### What to produce:
Tell how many lines carry the word "screenshot"; the reply is the number and nothing else.
----------
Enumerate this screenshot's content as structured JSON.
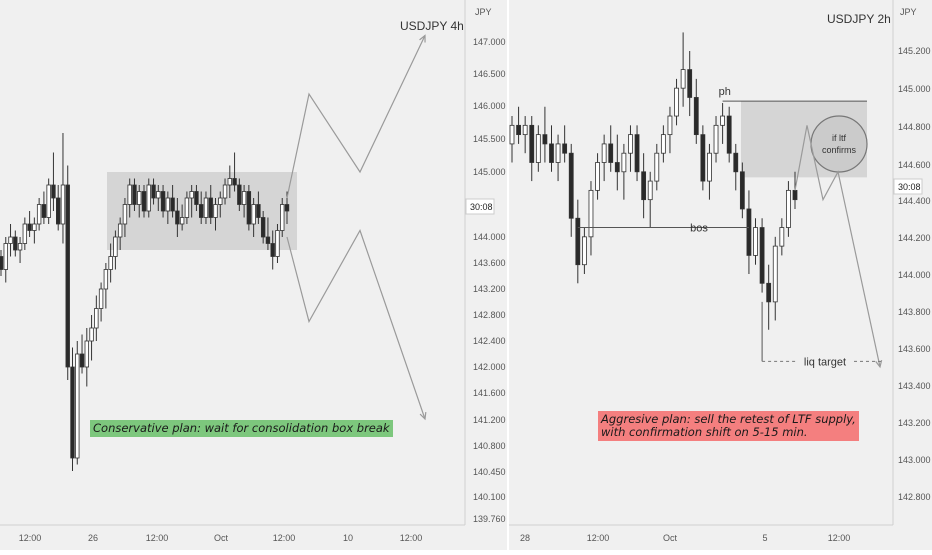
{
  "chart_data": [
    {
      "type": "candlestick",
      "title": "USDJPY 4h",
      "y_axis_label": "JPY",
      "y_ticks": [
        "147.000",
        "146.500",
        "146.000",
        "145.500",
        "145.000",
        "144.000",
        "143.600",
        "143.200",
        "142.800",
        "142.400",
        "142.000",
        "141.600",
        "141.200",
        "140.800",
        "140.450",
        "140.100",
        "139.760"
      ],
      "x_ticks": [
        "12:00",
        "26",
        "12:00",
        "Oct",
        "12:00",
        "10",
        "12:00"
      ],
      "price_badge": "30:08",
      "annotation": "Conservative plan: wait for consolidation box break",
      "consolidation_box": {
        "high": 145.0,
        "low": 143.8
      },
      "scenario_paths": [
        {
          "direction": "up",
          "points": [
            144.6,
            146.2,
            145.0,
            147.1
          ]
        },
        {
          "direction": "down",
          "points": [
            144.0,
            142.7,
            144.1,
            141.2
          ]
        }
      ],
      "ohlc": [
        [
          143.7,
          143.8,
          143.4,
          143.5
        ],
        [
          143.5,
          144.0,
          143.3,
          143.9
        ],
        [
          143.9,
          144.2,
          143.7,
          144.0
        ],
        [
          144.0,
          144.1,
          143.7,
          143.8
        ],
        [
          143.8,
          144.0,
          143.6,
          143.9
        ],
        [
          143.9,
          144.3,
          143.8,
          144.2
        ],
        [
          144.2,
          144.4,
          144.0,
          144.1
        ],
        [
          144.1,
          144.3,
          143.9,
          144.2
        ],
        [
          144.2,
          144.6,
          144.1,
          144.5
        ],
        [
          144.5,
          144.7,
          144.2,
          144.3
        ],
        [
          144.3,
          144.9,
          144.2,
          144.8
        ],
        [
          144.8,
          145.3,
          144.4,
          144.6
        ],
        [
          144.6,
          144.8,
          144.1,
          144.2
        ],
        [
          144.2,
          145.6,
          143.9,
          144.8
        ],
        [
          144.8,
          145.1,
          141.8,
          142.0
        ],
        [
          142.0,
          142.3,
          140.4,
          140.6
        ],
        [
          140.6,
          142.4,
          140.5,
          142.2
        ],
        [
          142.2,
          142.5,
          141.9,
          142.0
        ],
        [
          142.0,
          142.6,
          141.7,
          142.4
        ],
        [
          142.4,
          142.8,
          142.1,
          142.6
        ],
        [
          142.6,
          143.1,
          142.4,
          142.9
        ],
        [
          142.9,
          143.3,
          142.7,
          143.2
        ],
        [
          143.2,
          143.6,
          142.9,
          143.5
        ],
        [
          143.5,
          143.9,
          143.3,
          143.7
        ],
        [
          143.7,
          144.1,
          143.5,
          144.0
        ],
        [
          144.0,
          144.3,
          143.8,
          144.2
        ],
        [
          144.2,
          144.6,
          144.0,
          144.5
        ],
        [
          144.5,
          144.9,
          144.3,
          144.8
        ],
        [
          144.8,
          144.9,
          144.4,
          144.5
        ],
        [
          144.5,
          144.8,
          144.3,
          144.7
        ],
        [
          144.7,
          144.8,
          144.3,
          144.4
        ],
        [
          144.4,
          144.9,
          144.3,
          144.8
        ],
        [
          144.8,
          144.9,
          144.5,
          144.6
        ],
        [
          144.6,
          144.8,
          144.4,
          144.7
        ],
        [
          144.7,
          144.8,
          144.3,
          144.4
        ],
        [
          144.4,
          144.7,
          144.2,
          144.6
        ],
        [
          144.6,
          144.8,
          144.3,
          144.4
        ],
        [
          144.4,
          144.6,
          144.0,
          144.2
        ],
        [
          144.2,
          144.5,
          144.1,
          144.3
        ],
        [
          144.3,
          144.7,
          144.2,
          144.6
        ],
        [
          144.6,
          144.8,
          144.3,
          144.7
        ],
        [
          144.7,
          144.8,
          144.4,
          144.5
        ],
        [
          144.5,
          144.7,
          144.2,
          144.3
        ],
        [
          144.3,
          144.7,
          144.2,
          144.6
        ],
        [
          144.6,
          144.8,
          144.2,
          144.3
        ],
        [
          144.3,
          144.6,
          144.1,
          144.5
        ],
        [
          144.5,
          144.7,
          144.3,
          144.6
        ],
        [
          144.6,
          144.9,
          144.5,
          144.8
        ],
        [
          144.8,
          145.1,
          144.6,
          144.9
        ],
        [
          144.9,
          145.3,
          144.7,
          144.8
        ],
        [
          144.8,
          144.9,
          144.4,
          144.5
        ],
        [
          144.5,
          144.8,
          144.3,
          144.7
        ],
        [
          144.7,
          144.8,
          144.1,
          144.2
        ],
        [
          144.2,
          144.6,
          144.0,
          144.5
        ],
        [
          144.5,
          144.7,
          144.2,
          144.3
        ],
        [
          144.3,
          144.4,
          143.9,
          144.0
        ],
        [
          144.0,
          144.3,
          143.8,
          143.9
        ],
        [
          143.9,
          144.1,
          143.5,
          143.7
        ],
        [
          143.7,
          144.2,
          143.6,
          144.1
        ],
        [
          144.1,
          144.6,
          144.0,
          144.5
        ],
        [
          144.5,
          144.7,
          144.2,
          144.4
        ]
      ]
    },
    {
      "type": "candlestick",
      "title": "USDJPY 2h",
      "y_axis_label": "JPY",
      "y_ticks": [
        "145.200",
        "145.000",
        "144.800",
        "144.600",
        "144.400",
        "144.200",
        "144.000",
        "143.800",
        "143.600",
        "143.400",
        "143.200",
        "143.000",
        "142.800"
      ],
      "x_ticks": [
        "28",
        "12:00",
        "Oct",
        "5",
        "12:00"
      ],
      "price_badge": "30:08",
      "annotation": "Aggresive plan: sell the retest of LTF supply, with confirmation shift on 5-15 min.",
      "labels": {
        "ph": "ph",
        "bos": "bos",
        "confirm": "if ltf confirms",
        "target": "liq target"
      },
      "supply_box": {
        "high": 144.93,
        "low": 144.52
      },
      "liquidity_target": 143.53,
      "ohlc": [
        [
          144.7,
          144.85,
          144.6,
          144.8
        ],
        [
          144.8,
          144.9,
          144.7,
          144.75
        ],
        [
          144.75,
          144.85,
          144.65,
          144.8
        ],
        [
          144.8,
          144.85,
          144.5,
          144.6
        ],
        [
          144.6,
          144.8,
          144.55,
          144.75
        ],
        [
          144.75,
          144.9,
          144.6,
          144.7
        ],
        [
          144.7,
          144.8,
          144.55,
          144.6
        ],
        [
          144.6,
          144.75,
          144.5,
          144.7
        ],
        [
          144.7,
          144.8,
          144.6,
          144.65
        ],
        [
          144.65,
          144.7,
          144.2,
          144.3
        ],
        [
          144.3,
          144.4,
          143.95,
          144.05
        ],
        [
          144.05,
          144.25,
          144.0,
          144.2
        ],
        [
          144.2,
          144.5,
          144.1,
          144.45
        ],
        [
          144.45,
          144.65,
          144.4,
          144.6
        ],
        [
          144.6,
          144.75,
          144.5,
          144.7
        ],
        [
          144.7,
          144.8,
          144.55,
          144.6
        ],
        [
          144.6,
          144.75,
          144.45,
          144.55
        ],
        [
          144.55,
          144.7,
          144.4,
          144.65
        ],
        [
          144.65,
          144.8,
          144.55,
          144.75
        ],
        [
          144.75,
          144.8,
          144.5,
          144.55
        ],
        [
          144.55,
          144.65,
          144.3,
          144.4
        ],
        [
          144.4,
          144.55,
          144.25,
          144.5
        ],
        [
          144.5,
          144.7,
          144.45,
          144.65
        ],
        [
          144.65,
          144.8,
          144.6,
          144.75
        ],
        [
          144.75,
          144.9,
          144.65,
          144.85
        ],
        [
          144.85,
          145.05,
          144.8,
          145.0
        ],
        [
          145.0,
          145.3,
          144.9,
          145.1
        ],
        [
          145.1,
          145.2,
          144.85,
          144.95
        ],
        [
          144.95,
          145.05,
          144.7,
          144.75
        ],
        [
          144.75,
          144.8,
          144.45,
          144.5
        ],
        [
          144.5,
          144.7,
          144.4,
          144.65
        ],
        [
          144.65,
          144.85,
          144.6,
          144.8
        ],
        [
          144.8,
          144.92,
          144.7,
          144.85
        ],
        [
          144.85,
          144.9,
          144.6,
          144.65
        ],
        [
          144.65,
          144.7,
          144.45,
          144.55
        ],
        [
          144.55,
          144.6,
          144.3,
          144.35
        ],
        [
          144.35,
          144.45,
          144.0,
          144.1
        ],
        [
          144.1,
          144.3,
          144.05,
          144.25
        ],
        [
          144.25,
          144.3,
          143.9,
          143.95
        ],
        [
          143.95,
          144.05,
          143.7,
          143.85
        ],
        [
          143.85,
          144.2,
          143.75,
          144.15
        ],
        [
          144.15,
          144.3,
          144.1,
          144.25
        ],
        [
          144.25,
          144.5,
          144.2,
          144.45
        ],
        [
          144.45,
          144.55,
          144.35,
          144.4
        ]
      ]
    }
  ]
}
----------
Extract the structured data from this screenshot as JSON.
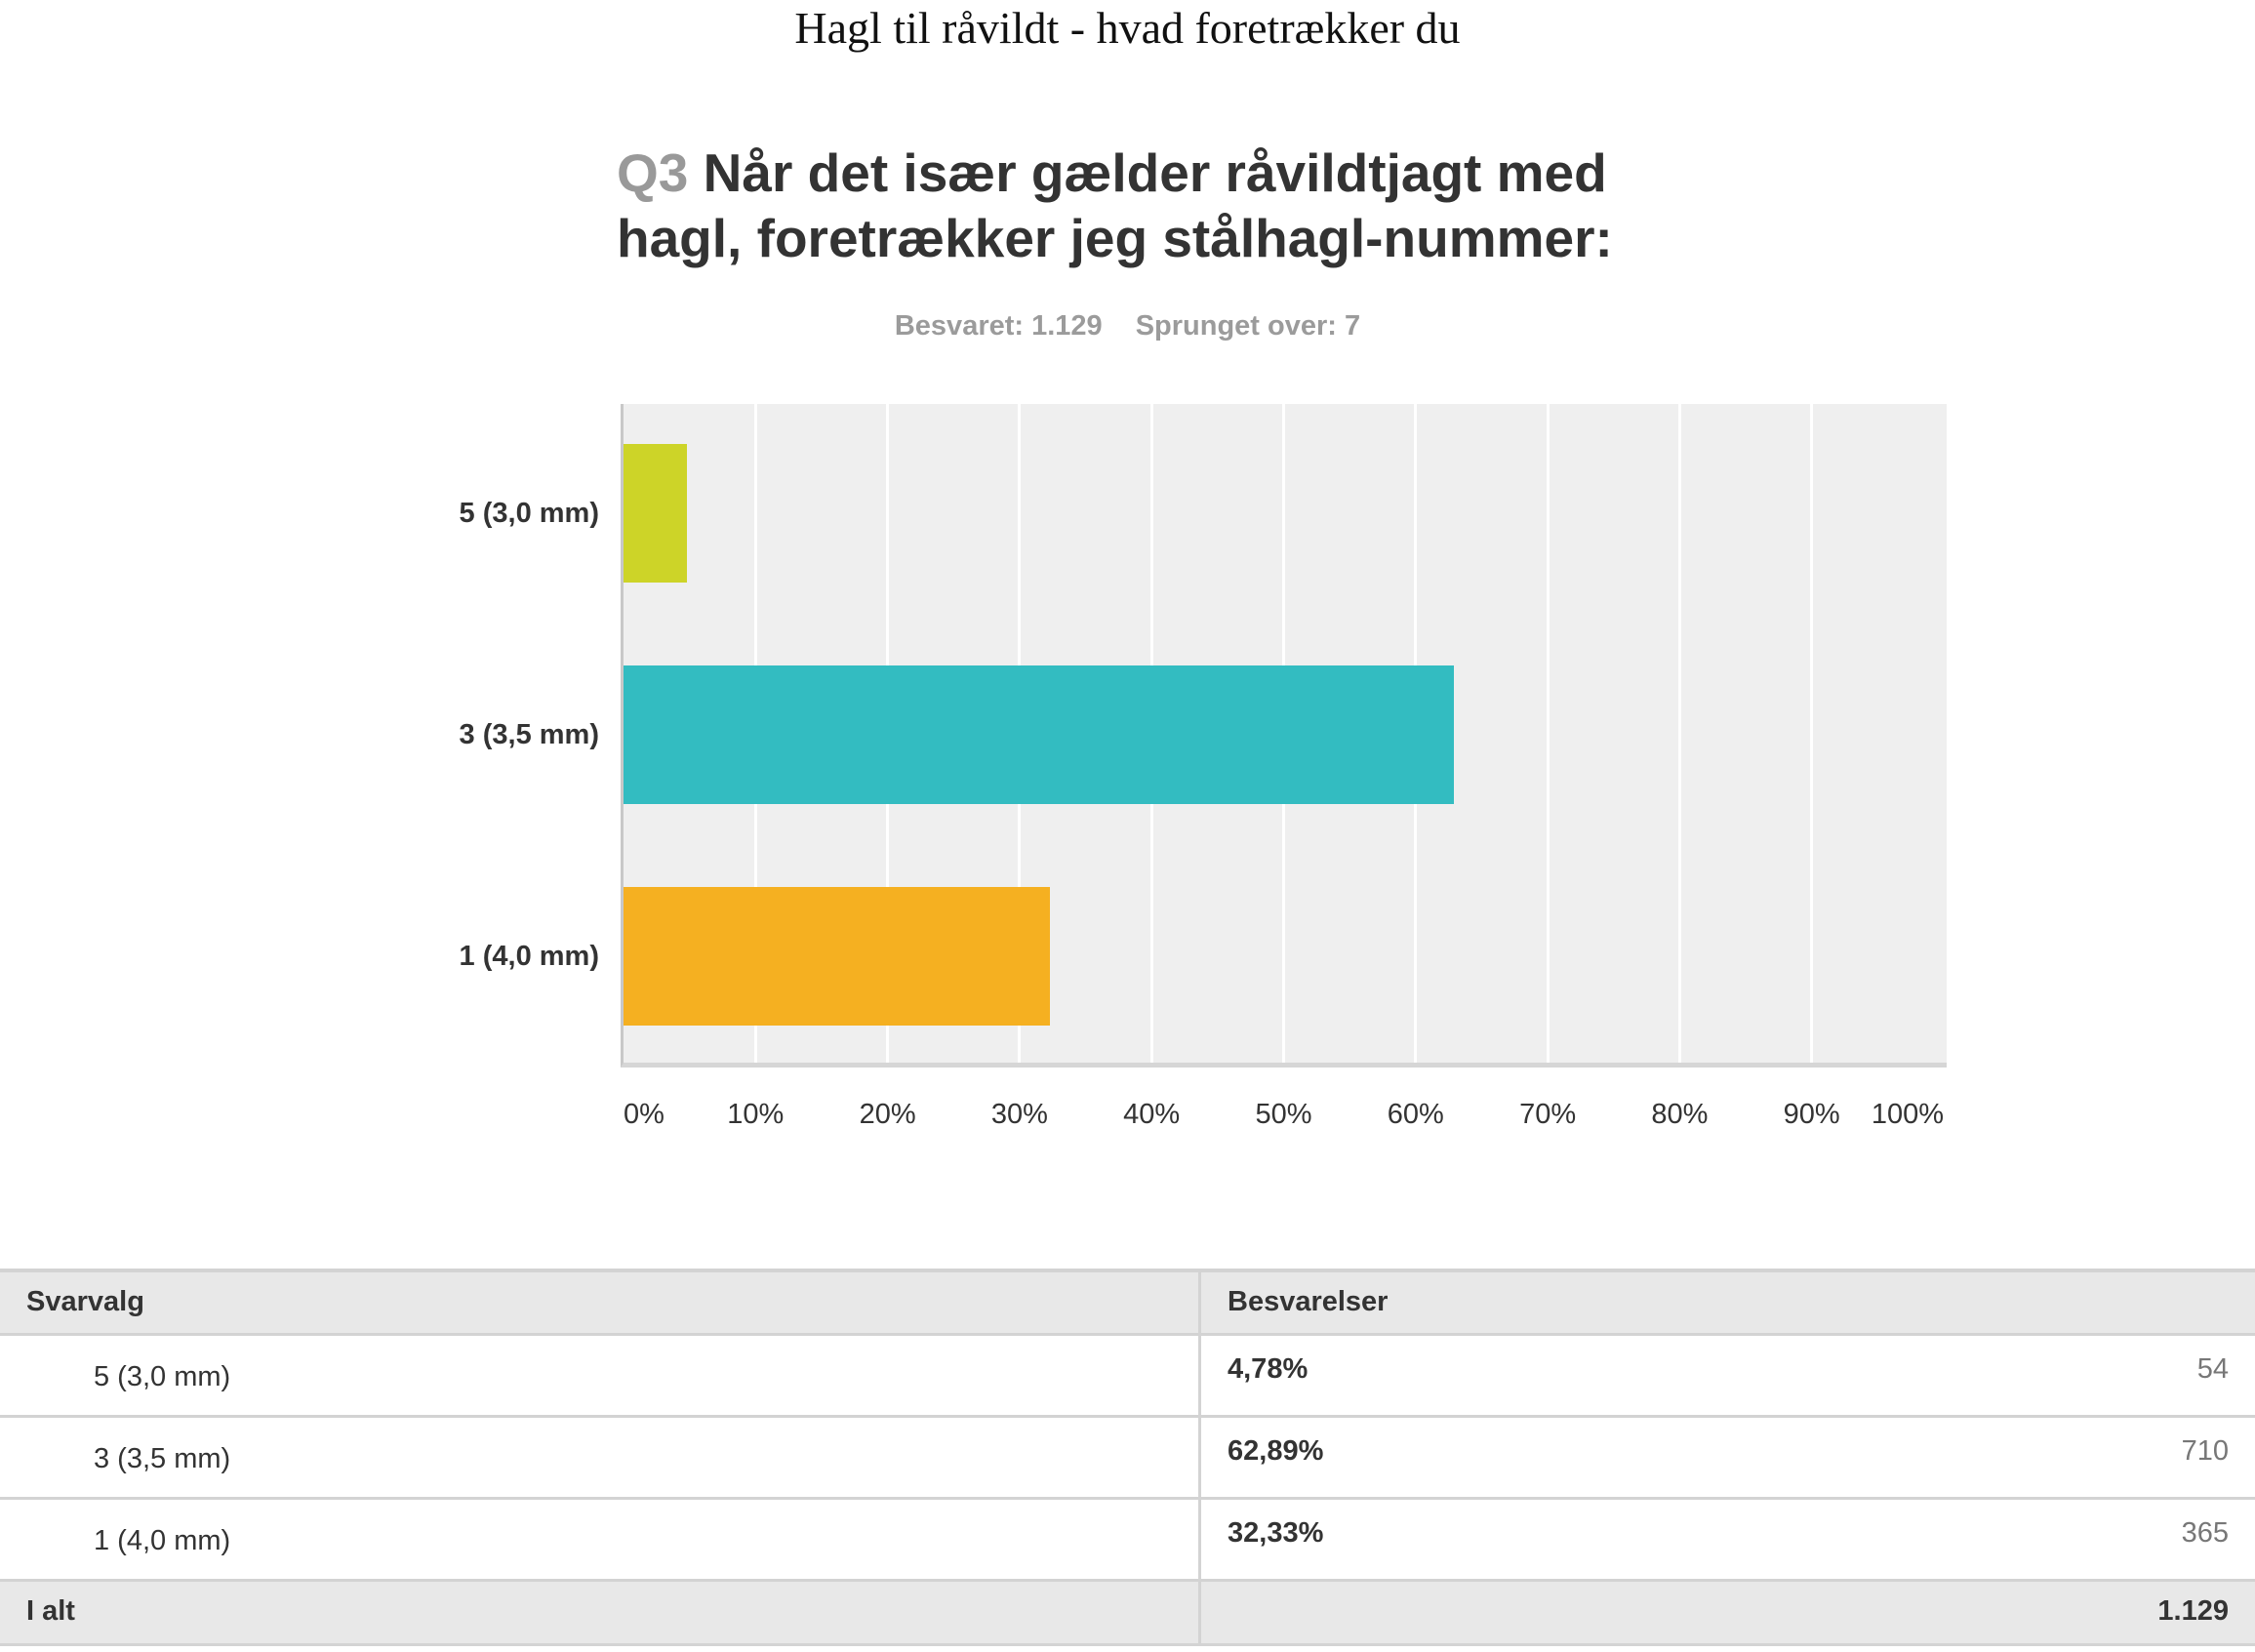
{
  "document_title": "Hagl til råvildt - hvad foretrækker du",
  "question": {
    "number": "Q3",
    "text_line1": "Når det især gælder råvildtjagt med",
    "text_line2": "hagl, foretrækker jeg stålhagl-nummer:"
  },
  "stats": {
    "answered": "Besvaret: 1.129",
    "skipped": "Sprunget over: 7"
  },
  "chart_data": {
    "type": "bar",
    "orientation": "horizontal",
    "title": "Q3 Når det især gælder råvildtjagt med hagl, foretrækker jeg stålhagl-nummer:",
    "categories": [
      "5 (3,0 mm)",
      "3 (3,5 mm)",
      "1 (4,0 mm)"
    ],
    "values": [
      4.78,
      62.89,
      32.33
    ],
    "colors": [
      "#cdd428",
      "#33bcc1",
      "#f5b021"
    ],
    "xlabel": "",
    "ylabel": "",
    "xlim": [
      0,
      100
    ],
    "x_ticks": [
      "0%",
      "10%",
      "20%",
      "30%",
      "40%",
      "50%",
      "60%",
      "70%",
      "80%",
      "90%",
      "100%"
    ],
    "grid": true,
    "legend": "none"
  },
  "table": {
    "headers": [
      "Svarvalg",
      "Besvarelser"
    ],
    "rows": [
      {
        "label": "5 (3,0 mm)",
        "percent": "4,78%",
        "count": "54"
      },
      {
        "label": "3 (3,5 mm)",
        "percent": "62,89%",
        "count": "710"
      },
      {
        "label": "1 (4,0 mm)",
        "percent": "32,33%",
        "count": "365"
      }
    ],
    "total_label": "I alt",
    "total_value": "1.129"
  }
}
----------
### Answer to this problem:
2